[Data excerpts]
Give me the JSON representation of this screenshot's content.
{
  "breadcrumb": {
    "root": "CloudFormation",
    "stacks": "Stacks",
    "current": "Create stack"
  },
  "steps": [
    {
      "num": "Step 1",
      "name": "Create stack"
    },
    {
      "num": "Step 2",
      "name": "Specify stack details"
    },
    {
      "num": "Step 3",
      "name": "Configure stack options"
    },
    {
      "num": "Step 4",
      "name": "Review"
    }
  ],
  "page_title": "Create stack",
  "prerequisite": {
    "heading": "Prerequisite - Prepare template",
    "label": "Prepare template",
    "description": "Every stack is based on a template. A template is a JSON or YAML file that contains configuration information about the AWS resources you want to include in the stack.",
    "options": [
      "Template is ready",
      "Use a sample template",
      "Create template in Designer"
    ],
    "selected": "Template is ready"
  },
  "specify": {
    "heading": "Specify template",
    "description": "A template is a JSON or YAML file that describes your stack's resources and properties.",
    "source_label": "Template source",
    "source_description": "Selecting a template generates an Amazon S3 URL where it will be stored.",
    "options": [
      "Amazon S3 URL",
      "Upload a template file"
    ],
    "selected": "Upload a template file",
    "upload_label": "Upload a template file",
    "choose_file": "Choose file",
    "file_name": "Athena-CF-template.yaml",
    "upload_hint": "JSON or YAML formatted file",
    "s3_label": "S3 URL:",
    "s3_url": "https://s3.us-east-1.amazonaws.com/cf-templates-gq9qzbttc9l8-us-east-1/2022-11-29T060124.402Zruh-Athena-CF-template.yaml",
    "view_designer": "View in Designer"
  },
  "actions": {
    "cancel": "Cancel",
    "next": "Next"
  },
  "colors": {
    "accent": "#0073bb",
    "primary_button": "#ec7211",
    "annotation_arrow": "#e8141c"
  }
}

Set task =>
Return the listing above word for word.

Solution to the exercise =>
Give me the JSON representation of this screenshot's content.
{
  "breadcrumb": {
    "root": "CloudFormation",
    "stacks": "Stacks",
    "current": "Create stack"
  },
  "steps": [
    {
      "num": "Step 1",
      "name": "Create stack"
    },
    {
      "num": "Step 2",
      "name": "Specify stack details"
    },
    {
      "num": "Step 3",
      "name": "Configure stack options"
    },
    {
      "num": "Step 4",
      "name": "Review"
    }
  ],
  "page_title": "Create stack",
  "prerequisite": {
    "heading": "Prerequisite - Prepare template",
    "label": "Prepare template",
    "description": "Every stack is based on a template. A template is a JSON or YAML file that contains configuration information about the AWS resources you want to include in the stack.",
    "options": [
      "Template is ready",
      "Use a sample template",
      "Create template in Designer"
    ],
    "selected": "Template is ready"
  },
  "specify": {
    "heading": "Specify template",
    "description": "A template is a JSON or YAML file that describes your stack's resources and properties.",
    "source_label": "Template source",
    "source_description": "Selecting a template generates an Amazon S3 URL where it will be stored.",
    "options": [
      "Amazon S3 URL",
      "Upload a template file"
    ],
    "selected": "Upload a template file",
    "upload_label": "Upload a template file",
    "choose_file": "Choose file",
    "file_name": "Athena-CF-template.yaml",
    "upload_hint": "JSON or YAML formatted file",
    "s3_label": "S3 URL:",
    "s3_url": "https://s3.us-east-1.amazonaws.com/cf-templates-gq9qzbttc9l8-us-east-1/2022-11-29T060124.402Zruh-Athena-CF-template.yaml",
    "view_designer": "View in Designer"
  },
  "actions": {
    "cancel": "Cancel",
    "next": "Next"
  },
  "colors": {
    "accent": "#0073bb",
    "primary_button": "#ec7211",
    "annotation_arrow": "#e8141c"
  }
}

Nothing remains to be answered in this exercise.